-- start Data for this exercise --
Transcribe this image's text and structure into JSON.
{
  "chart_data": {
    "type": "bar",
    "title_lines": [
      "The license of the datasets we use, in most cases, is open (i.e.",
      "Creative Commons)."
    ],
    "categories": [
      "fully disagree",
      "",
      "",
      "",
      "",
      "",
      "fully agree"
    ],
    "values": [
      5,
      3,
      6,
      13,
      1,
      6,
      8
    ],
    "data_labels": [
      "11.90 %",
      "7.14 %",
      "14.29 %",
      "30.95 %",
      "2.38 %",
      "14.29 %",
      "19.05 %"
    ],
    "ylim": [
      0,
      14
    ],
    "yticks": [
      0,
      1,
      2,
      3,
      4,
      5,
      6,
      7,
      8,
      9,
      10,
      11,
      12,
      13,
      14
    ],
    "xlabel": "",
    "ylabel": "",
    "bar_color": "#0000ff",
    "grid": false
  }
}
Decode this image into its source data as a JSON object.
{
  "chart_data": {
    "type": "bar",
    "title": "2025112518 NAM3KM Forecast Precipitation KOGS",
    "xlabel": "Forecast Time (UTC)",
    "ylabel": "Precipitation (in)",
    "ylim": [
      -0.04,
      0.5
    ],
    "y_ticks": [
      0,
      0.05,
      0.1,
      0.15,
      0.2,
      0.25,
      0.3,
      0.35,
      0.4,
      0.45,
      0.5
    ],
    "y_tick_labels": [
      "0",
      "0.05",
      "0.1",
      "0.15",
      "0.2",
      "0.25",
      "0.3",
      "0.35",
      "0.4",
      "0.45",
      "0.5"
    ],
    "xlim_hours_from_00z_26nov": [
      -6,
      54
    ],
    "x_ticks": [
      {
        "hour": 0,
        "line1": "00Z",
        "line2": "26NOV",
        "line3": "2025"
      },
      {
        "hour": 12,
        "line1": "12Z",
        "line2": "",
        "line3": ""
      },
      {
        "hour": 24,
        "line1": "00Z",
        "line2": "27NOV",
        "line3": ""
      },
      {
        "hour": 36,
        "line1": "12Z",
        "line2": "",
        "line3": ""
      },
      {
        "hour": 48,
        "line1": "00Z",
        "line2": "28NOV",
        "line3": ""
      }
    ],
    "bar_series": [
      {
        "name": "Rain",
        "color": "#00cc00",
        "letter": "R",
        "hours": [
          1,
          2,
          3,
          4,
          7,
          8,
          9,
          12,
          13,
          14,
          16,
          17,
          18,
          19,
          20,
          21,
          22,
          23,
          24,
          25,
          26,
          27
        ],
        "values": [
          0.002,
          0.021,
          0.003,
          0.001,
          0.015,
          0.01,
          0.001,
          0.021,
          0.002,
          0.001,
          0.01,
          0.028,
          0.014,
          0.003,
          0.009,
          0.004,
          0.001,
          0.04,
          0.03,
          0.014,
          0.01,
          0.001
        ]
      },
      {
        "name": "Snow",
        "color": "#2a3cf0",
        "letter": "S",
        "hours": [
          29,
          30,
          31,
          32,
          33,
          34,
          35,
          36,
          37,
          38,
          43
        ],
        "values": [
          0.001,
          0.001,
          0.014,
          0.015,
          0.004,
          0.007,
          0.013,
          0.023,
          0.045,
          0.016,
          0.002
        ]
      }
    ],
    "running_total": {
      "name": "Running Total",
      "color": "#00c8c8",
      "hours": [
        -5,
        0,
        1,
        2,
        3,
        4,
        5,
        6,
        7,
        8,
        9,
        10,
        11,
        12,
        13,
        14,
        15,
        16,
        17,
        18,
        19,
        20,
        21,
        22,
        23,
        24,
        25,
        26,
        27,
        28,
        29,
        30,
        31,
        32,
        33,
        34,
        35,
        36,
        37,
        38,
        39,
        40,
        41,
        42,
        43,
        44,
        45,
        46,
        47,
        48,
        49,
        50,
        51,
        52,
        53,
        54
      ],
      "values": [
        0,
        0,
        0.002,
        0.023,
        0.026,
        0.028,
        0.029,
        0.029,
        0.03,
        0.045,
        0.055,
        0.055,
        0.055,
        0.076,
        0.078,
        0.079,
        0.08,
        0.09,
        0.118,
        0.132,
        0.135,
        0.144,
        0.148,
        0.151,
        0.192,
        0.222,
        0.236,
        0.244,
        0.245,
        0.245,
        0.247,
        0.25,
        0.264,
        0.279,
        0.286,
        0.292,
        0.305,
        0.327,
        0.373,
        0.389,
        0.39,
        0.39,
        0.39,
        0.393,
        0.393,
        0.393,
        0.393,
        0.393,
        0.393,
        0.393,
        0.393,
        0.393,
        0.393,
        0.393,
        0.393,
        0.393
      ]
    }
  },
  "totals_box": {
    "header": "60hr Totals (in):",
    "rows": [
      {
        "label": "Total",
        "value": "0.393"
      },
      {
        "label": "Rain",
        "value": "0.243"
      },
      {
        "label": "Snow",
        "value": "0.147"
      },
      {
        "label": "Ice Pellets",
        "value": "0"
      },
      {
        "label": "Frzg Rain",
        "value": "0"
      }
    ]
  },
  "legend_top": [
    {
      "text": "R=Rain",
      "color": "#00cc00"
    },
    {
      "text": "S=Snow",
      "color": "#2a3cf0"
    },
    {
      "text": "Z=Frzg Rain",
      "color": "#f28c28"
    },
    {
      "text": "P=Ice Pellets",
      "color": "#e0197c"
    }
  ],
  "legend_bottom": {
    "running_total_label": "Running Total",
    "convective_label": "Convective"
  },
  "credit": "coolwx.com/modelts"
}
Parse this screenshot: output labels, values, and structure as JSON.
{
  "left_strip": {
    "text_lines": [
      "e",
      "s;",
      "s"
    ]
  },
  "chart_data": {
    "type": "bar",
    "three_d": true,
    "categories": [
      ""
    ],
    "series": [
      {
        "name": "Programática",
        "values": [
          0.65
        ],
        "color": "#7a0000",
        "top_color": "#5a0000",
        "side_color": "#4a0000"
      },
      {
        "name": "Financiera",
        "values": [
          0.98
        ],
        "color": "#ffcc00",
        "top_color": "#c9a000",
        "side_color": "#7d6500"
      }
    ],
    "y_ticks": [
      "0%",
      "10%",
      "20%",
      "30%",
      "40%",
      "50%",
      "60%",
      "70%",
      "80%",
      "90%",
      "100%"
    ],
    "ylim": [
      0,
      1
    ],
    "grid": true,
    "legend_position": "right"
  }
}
-- end Data for this exercise --
What you have to do: Repeat every record exactly as written, please.

Expected answer:
Transcribe this image's text and structure into JSON.
{
  "chart_data": {
    "type": "bar",
    "title_lines": [
      "The license of the datasets we use, in most cases, is open (i.e.",
      "Creative Commons)."
    ],
    "categories": [
      "fully disagree",
      "",
      "",
      "",
      "",
      "",
      "fully agree"
    ],
    "values": [
      5,
      3,
      6,
      13,
      1,
      6,
      8
    ],
    "data_labels": [
      "11.90 %",
      "7.14 %",
      "14.29 %",
      "30.95 %",
      "2.38 %",
      "14.29 %",
      "19.05 %"
    ],
    "ylim": [
      0,
      14
    ],
    "yticks": [
      0,
      1,
      2,
      3,
      4,
      5,
      6,
      7,
      8,
      9,
      10,
      11,
      12,
      13,
      14
    ],
    "xlabel": "",
    "ylabel": "",
    "bar_color": "#0000ff",
    "grid": false
  }
}
Decode this image into its source data as a JSON object.
{
  "chart_data": {
    "type": "bar",
    "title": "2025112518 NAM3KM Forecast Precipitation KOGS",
    "xlabel": "Forecast Time (UTC)",
    "ylabel": "Precipitation (in)",
    "ylim": [
      -0.04,
      0.5
    ],
    "y_ticks": [
      0,
      0.05,
      0.1,
      0.15,
      0.2,
      0.25,
      0.3,
      0.35,
      0.4,
      0.45,
      0.5
    ],
    "y_tick_labels": [
      "0",
      "0.05",
      "0.1",
      "0.15",
      "0.2",
      "0.25",
      "0.3",
      "0.35",
      "0.4",
      "0.45",
      "0.5"
    ],
    "xlim_hours_from_00z_26nov": [
      -6,
      54
    ],
    "x_ticks": [
      {
        "hour": 0,
        "line1": "00Z",
        "line2": "26NOV",
        "line3": "2025"
      },
      {
        "hour": 12,
        "line1": "12Z",
        "line2": "",
        "line3": ""
      },
      {
        "hour": 24,
        "line1": "00Z",
        "line2": "27NOV",
        "line3": ""
      },
      {
        "hour": 36,
        "line1": "12Z",
        "line2": "",
        "line3": ""
      },
      {
        "hour": 48,
        "line1": "00Z",
        "line2": "28NOV",
        "line3": ""
      }
    ],
    "bar_series": [
      {
        "name": "Rain",
        "color": "#00cc00",
        "letter": "R",
        "hours": [
          1,
          2,
          3,
          4,
          7,
          8,
          9,
          12,
          13,
          14,
          16,
          17,
          18,
          19,
          20,
          21,
          22,
          23,
          24,
          25,
          26,
          27
        ],
        "values": [
          0.002,
          0.021,
          0.003,
          0.001,
          0.015,
          0.01,
          0.001,
          0.021,
          0.002,
          0.001,
          0.01,
          0.028,
          0.014,
          0.003,
          0.009,
          0.004,
          0.001,
          0.04,
          0.03,
          0.014,
          0.01,
          0.001
        ]
      },
      {
        "name": "Snow",
        "color": "#2a3cf0",
        "letter": "S",
        "hours": [
          29,
          30,
          31,
          32,
          33,
          34,
          35,
          36,
          37,
          38,
          43
        ],
        "values": [
          0.001,
          0.001,
          0.014,
          0.015,
          0.004,
          0.007,
          0.013,
          0.023,
          0.045,
          0.016,
          0.002
        ]
      }
    ],
    "running_total": {
      "name": "Running Total",
      "color": "#00c8c8",
      "hours": [
        -5,
        0,
        1,
        2,
        3,
        4,
        5,
        6,
        7,
        8,
        9,
        10,
        11,
        12,
        13,
        14,
        15,
        16,
        17,
        18,
        19,
        20,
        21,
        22,
        23,
        24,
        25,
        26,
        27,
        28,
        29,
        30,
        31,
        32,
        33,
        34,
        35,
        36,
        37,
        38,
        39,
        40,
        41,
        42,
        43,
        44,
        45,
        46,
        47,
        48,
        49,
        50,
        51,
        52,
        53,
        54
      ],
      "values": [
        0,
        0,
        0.002,
        0.023,
        0.026,
        0.028,
        0.029,
        0.029,
        0.03,
        0.045,
        0.055,
        0.055,
        0.055,
        0.076,
        0.078,
        0.079,
        0.08,
        0.09,
        0.118,
        0.132,
        0.135,
        0.144,
        0.148,
        0.151,
        0.192,
        0.222,
        0.236,
        0.244,
        0.245,
        0.245,
        0.247,
        0.25,
        0.264,
        0.279,
        0.286,
        0.292,
        0.305,
        0.327,
        0.373,
        0.389,
        0.39,
        0.39,
        0.39,
        0.393,
        0.393,
        0.393,
        0.393,
        0.393,
        0.393,
        0.393,
        0.393,
        0.393,
        0.393,
        0.393,
        0.393,
        0.393
      ]
    }
  },
  "totals_box": {
    "header": "60hr Totals (in):",
    "rows": [
      {
        "label": "Total",
        "value": "0.393"
      },
      {
        "label": "Rain",
        "value": "0.243"
      },
      {
        "label": "Snow",
        "value": "0.147"
      },
      {
        "label": "Ice Pellets",
        "value": "0"
      },
      {
        "label": "Frzg Rain",
        "value": "0"
      }
    ]
  },
  "legend_top": [
    {
      "text": "R=Rain",
      "color": "#00cc00"
    },
    {
      "text": "S=Snow",
      "color": "#2a3cf0"
    },
    {
      "text": "Z=Frzg Rain",
      "color": "#f28c28"
    },
    {
      "text": "P=Ice Pellets",
      "color": "#e0197c"
    }
  ],
  "legend_bottom": {
    "running_total_label": "Running Total",
    "convective_label": "Convective"
  },
  "credit": "coolwx.com/modelts"
}
Parse this screenshot: output labels, values, and structure as JSON.
{
  "left_strip": {
    "text_lines": [
      "e",
      "s;",
      "s"
    ]
  },
  "chart_data": {
    "type": "bar",
    "three_d": true,
    "categories": [
      ""
    ],
    "series": [
      {
        "name": "Programática",
        "values": [
          0.65
        ],
        "color": "#7a0000",
        "top_color": "#5a0000",
        "side_color": "#4a0000"
      },
      {
        "name": "Financiera",
        "values": [
          0.98
        ],
        "color": "#ffcc00",
        "top_color": "#c9a000",
        "side_color": "#7d6500"
      }
    ],
    "y_ticks": [
      "0%",
      "10%",
      "20%",
      "30%",
      "40%",
      "50%",
      "60%",
      "70%",
      "80%",
      "90%",
      "100%"
    ],
    "ylim": [
      0,
      1
    ],
    "grid": true,
    "legend_position": "right"
  }
}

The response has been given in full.